**Task directions:** Reply only with how many lines contain the word "subtitle".

# # # #

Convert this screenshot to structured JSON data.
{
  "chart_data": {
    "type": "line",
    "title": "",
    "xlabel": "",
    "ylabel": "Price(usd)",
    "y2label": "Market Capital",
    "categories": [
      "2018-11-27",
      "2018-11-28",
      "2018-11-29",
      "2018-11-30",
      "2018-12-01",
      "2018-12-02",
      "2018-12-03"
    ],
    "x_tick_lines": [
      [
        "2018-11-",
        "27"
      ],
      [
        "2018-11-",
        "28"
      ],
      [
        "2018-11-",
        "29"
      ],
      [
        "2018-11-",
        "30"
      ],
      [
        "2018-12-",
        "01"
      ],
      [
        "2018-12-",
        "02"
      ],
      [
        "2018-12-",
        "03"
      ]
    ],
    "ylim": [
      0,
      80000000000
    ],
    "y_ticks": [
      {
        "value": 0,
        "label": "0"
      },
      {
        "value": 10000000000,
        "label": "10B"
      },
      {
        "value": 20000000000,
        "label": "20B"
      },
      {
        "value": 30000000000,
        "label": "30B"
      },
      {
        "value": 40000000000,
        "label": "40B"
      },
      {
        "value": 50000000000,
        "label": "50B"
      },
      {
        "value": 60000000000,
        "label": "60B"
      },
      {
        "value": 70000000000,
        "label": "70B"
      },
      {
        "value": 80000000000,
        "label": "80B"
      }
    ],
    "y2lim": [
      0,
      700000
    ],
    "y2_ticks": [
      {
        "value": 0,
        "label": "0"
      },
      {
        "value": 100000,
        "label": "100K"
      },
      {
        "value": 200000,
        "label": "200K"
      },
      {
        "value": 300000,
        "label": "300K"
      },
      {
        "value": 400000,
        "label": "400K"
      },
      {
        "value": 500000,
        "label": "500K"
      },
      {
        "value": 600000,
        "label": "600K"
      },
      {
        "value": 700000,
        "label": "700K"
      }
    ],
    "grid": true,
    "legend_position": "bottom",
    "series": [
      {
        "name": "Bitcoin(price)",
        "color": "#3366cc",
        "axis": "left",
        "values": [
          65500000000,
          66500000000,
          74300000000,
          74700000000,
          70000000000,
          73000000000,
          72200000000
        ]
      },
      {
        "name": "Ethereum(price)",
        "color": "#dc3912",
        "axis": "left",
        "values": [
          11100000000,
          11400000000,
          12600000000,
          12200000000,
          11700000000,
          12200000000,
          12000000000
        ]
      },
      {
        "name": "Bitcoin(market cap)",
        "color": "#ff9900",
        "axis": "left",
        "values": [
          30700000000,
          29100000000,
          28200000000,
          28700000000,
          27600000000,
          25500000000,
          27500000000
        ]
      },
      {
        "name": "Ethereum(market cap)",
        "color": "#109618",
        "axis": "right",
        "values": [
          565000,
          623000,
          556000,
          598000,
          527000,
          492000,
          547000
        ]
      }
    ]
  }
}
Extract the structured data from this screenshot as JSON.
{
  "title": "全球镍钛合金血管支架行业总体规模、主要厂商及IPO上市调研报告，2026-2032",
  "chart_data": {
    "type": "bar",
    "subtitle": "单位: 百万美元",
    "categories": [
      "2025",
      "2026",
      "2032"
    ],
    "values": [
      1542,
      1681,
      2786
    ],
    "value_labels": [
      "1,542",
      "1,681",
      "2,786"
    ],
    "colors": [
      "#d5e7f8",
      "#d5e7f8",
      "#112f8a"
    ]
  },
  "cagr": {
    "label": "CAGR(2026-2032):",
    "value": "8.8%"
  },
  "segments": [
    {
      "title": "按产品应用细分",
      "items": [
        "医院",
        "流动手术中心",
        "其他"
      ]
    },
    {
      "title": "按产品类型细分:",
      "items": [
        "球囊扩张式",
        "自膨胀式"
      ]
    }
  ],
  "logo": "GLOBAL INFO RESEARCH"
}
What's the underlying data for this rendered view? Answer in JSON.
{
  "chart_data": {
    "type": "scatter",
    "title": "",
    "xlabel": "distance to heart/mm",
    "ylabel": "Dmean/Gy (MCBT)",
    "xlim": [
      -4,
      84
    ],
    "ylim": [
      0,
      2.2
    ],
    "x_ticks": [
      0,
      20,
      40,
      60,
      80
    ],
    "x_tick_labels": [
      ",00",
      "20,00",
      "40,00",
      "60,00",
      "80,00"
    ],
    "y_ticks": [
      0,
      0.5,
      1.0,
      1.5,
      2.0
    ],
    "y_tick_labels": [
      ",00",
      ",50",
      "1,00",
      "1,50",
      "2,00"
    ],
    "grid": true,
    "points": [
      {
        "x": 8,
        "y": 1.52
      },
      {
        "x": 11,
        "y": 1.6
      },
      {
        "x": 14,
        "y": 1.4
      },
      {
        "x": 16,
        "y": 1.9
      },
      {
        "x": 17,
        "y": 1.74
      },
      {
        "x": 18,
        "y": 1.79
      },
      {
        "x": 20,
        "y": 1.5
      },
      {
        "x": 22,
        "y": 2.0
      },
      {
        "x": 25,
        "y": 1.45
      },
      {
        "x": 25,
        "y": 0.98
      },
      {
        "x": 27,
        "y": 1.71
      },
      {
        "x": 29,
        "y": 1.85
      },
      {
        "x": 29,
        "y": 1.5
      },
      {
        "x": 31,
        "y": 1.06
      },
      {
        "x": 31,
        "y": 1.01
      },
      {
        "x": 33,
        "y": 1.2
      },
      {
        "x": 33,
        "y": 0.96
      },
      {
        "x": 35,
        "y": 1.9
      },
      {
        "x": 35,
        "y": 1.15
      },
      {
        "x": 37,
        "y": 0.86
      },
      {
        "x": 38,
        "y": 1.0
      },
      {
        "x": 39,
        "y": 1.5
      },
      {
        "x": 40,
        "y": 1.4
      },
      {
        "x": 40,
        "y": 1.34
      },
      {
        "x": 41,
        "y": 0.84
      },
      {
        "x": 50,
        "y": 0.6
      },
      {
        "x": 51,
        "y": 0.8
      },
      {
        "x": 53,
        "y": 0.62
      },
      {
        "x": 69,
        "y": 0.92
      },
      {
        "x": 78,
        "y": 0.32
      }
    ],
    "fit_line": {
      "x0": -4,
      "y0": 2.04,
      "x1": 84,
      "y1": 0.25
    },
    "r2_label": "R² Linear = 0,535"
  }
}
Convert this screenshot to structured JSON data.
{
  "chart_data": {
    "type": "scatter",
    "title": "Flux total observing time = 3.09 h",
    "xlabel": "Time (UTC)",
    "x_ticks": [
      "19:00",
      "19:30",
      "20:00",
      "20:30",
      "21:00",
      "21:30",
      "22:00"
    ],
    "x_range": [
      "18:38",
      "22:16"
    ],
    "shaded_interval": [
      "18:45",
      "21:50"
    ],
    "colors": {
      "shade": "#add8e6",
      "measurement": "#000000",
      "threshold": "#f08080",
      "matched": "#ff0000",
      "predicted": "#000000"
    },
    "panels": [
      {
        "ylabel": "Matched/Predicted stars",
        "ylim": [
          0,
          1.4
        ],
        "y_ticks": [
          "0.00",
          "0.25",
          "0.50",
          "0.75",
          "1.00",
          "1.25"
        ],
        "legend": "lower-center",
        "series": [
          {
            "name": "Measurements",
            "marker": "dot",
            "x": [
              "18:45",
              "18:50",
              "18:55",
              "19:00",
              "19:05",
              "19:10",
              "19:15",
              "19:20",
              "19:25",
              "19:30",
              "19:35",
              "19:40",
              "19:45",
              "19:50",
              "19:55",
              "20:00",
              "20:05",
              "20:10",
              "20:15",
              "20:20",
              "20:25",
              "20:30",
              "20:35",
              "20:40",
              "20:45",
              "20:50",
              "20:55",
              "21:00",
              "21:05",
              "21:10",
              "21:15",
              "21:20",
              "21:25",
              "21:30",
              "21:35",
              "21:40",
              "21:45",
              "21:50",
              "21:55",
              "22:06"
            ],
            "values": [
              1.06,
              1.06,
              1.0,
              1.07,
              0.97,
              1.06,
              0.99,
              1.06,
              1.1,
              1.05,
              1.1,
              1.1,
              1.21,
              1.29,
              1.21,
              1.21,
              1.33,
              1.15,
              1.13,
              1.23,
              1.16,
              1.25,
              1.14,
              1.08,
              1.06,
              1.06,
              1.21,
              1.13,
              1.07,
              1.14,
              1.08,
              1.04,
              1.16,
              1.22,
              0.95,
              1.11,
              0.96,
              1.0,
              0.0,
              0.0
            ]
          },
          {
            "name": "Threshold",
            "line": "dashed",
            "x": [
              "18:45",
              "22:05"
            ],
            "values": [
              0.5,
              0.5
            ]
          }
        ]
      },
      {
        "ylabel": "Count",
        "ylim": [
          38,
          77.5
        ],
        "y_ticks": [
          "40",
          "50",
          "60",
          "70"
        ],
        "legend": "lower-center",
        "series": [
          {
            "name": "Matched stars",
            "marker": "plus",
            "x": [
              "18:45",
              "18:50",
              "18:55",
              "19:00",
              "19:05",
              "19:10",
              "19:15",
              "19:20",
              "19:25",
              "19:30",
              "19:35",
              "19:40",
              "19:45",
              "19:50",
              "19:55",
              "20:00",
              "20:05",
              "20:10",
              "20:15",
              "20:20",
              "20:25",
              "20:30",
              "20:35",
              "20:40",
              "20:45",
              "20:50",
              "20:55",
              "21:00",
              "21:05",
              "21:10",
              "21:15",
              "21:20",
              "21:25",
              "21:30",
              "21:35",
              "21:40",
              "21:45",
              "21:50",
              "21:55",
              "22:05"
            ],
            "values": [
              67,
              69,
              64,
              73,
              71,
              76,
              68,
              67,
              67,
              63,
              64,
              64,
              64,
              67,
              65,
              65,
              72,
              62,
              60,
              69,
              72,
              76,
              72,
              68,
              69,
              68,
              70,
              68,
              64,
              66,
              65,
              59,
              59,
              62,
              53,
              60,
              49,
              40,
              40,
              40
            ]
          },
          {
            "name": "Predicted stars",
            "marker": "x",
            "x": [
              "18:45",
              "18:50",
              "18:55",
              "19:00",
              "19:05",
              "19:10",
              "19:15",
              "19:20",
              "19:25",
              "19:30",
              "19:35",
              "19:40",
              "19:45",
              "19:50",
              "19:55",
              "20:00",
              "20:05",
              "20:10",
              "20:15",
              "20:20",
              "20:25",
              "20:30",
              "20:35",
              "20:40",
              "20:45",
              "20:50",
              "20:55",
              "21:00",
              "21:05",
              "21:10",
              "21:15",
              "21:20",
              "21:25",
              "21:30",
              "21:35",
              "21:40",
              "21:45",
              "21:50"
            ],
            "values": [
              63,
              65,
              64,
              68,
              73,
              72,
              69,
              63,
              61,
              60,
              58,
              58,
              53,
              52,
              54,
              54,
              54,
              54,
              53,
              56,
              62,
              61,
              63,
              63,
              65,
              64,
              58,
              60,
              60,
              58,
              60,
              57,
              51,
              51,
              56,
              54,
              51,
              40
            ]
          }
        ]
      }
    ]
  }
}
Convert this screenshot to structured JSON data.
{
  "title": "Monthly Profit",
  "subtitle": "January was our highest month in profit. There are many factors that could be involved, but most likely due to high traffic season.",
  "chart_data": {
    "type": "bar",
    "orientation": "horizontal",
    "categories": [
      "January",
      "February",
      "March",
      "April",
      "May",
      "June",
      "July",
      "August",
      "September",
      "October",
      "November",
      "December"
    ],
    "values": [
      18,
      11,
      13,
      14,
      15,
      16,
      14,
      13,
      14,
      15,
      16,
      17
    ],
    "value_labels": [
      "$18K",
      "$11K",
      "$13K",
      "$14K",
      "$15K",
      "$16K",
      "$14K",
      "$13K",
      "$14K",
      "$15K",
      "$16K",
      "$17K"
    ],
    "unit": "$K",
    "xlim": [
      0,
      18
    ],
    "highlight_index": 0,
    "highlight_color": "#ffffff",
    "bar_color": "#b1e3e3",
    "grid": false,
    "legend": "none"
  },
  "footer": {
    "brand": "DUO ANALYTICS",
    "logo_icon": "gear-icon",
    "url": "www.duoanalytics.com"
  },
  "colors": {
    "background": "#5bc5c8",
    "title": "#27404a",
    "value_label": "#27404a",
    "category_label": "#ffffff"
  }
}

# # # #

**Exercise solution:** 2